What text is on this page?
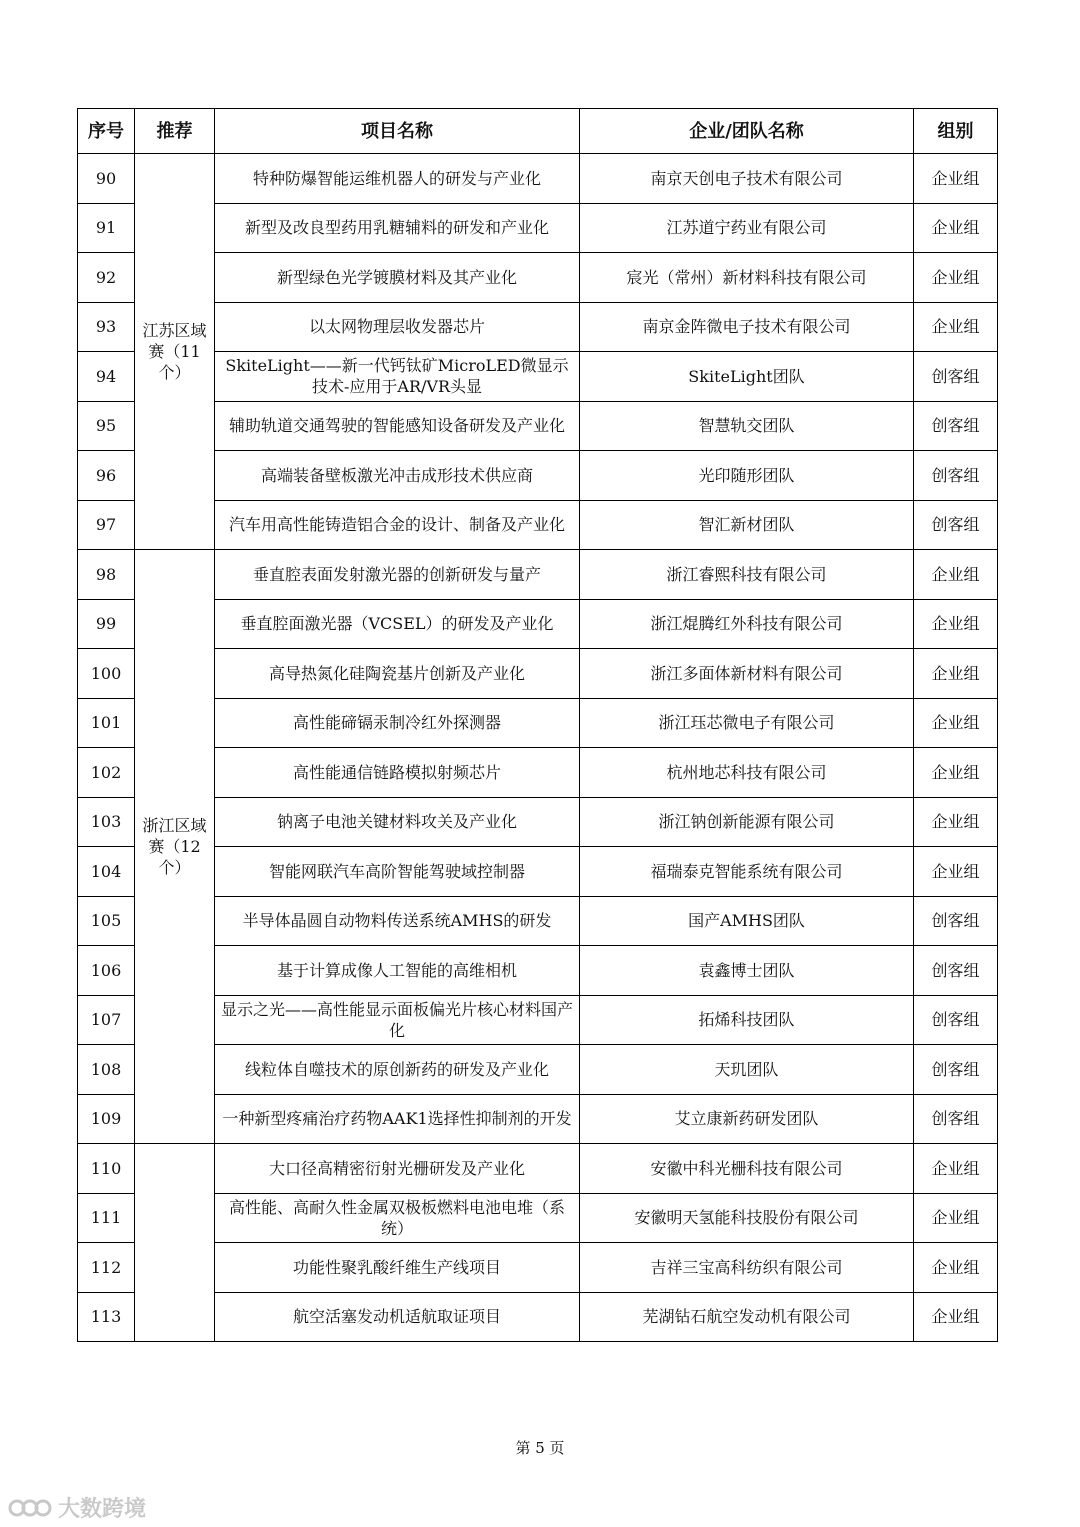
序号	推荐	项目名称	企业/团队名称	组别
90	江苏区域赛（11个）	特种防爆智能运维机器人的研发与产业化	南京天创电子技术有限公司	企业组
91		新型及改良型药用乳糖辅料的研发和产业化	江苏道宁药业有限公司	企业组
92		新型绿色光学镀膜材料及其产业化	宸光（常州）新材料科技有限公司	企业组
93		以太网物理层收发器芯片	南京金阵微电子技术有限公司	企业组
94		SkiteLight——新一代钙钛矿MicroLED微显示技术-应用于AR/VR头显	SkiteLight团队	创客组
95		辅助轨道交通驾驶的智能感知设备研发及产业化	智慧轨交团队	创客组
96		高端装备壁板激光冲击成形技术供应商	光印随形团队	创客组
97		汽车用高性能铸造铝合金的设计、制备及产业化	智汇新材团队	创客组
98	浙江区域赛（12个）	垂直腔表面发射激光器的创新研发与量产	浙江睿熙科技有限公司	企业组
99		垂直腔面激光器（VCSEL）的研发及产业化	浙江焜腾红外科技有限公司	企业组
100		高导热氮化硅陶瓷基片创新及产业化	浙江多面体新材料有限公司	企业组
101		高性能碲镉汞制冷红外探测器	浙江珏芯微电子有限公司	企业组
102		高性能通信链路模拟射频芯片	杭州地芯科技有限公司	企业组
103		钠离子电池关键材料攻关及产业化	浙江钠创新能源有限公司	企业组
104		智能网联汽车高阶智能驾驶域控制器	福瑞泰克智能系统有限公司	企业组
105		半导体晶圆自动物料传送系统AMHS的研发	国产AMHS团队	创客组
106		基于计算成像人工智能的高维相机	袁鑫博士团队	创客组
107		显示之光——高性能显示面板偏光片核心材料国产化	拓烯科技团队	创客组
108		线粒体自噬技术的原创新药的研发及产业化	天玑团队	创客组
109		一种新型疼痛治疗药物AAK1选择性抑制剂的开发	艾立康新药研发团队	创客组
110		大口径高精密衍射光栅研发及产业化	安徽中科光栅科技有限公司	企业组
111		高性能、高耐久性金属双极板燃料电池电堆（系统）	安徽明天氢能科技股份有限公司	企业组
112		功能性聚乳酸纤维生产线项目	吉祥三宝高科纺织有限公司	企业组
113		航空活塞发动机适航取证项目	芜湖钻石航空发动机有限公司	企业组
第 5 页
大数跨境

_ _ _ _

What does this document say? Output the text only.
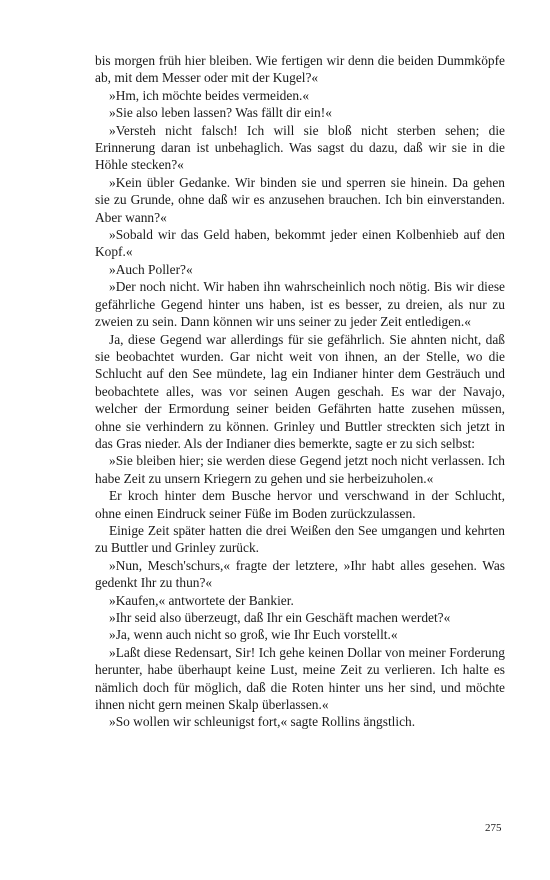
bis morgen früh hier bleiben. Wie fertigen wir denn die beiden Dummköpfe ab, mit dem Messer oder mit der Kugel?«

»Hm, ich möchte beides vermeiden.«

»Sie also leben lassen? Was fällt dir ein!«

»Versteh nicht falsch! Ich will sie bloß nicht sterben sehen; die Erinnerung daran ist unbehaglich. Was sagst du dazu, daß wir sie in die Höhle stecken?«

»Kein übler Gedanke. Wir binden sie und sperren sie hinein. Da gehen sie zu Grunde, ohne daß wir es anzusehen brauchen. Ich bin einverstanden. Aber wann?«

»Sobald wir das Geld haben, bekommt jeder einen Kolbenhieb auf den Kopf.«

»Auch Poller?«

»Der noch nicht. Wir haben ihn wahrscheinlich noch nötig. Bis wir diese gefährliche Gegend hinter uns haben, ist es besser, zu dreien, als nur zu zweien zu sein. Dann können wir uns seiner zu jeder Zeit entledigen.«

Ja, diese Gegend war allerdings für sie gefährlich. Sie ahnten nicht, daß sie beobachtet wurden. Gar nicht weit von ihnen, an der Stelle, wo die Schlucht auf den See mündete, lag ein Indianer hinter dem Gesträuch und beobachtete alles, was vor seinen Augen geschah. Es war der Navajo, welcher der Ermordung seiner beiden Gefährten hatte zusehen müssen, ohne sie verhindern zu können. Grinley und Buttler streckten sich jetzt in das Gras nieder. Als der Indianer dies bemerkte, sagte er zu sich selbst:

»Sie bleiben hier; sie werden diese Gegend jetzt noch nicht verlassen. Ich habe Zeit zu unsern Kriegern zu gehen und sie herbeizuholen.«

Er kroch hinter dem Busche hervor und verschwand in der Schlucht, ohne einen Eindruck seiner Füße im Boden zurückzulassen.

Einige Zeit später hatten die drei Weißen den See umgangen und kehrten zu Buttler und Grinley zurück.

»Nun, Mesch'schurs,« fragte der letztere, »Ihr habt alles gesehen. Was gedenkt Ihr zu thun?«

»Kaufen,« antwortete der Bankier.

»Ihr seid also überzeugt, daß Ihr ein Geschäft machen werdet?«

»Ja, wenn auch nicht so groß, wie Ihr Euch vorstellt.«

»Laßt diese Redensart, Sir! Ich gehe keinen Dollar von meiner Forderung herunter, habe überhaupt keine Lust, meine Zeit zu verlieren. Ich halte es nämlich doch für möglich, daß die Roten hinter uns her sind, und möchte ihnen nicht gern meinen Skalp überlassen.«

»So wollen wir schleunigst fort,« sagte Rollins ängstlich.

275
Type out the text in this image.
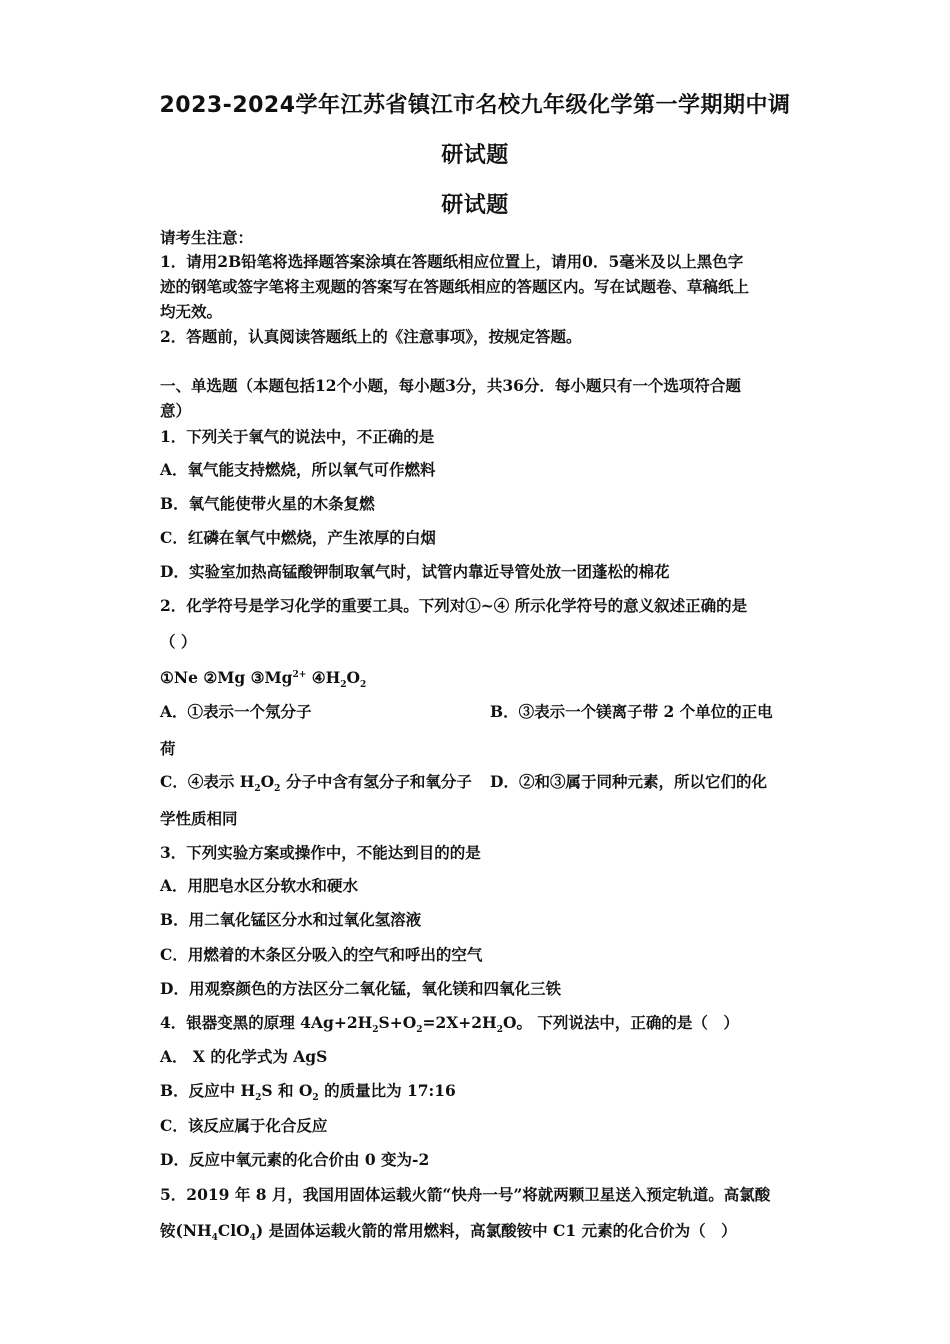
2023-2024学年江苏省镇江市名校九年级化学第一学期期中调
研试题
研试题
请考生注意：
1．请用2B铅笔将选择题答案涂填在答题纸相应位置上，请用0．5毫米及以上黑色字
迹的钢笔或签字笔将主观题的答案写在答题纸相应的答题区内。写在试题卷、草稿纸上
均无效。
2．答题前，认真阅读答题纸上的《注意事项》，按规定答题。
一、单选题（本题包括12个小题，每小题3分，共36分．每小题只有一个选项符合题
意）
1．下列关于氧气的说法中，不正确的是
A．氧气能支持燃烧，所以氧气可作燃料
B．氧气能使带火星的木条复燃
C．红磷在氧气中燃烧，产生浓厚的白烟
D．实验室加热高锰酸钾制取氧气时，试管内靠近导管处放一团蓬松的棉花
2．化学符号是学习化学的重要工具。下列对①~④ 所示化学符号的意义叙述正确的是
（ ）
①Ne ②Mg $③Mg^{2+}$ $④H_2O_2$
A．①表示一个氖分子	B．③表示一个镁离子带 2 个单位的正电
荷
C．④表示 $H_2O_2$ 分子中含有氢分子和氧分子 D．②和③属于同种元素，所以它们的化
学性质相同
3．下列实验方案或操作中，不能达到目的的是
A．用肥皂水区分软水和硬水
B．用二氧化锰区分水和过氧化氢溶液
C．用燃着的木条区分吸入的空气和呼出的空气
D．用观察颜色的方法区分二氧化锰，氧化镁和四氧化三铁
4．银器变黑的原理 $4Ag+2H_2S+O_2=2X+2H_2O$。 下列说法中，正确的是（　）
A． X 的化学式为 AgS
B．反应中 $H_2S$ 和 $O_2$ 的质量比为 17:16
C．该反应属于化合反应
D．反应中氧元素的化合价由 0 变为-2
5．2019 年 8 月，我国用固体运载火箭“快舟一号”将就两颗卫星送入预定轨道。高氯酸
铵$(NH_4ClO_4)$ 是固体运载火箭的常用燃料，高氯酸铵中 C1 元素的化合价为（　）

_ _ _ _

== THE EXERCISE ==
In the records above, locate the lines holding the word "What". Copy each of them.

== SOLVED PROBLEM ==
What text is on this page?
What does this document say? Output the text only.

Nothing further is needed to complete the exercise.